Copy every record word for word.

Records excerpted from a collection
########################################
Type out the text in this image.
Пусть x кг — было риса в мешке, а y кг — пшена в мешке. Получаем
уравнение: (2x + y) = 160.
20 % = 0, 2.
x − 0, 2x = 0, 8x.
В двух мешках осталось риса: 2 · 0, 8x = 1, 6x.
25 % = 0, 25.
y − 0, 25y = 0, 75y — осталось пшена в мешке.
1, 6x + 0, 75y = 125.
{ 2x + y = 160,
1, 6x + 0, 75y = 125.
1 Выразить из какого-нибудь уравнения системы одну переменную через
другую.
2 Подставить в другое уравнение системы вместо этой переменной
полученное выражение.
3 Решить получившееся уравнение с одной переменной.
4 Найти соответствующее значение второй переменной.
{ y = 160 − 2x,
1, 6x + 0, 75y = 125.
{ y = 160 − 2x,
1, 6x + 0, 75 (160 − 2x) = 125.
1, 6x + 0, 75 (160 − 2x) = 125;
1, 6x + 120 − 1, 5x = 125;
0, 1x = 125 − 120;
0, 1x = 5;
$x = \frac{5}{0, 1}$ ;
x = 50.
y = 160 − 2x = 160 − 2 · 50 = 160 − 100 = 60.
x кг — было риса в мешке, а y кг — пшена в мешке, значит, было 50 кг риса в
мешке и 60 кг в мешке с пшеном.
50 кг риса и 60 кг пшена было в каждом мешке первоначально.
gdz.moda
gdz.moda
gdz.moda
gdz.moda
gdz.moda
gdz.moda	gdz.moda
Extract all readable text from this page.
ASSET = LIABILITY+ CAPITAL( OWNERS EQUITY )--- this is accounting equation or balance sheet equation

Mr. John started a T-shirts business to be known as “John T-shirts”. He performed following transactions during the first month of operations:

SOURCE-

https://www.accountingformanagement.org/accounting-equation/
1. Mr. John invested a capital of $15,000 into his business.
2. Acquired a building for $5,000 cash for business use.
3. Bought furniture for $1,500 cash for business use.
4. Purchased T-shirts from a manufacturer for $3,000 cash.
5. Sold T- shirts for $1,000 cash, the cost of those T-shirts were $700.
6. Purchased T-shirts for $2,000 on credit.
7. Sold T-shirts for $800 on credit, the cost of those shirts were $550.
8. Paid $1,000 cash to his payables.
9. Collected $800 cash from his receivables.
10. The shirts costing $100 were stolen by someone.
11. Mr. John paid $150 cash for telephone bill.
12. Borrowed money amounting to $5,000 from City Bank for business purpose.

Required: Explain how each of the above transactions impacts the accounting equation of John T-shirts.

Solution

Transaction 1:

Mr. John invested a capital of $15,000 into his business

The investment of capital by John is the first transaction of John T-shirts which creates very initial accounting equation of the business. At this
########################################
▶ [RESULT]:
Type out the text in this image.
Пусть x кг — было риса в мешке, а y кг — пшена в мешке. Получаем
уравнение: (2x + y) = 160.
20 % = 0, 2.
x − 0, 2x = 0, 8x.
В двух мешках осталось риса: 2 · 0, 8x = 1, 6x.
25 % = 0, 25.
y − 0, 25y = 0, 75y — осталось пшена в мешке.
1, 6x + 0, 75y = 125.
{ 2x + y = 160,
1, 6x + 0, 75y = 125.
1 Выразить из какого-нибудь уравнения системы одну переменную через
другую.
2 Подставить в другое уравнение системы вместо этой переменной
полученное выражение.
3 Решить получившееся уравнение с одной переменной.
4 Найти соответствующее значение второй переменной.
{ y = 160 − 2x,
1, 6x + 0, 75y = 125.
{ y = 160 − 2x,
1, 6x + 0, 75 (160 − 2x) = 125.
1, 6x + 0, 75 (160 − 2x) = 125;
1, 6x + 120 − 1, 5x = 125;
0, 1x = 125 − 120;
0, 1x = 5;
$x = \frac{5}{0, 1}$ ;
x = 50.
y = 160 − 2x = 160 − 2 · 50 = 160 − 100 = 60.
x кг — было риса в мешке, а y кг — пшена в мешке, значит, было 50 кг риса в
мешке и 60 кг в мешке с пшеном.
50 кг риса и 60 кг пшена было в каждом мешке первоначально.
gdz.moda
gdz.moda
gdz.moda
gdz.moda
gdz.moda
gdz.moda	gdz.moda
Extract all readable text from this page.
ASSET = LIABILITY+ CAPITAL( OWNERS EQUITY )--- this is accounting equation or balance sheet equation

Mr. John started a T-shirts business to be known as “John T-shirts”. He performed following transactions during the first month of operations:

SOURCE-

https://www.accountingformanagement.org/accounting-equation/
1. Mr. John invested a capital of $15,000 into his business.
2. Acquired a building for $5,000 cash for business use.
3. Bought furniture for $1,500 cash for business use.
4. Purchased T-shirts from a manufacturer for $3,000 cash.
5. Sold T- shirts for $1,000 cash, the cost of those T-shirts were $700.
6. Purchased T-shirts for $2,000 on credit.
7. Sold T-shirts for $800 on credit, the cost of those shirts were $550.
8. Paid $1,000 cash to his payables.
9. Collected $800 cash from his receivables.
10. The shirts costing $100 were stolen by someone.
11. Mr. John paid $150 cash for telephone bill.
12. Borrowed money amounting to $5,000 from City Bank for business purpose.

Required: Explain how each of the above transactions impacts the accounting equation of John T-shirts.

Solution

Transaction 1:

Mr. John invested a capital of $15,000 into his business

The investment of capital by John is the first transaction of John T-shirts which creates very initial accounting equation of the business. At this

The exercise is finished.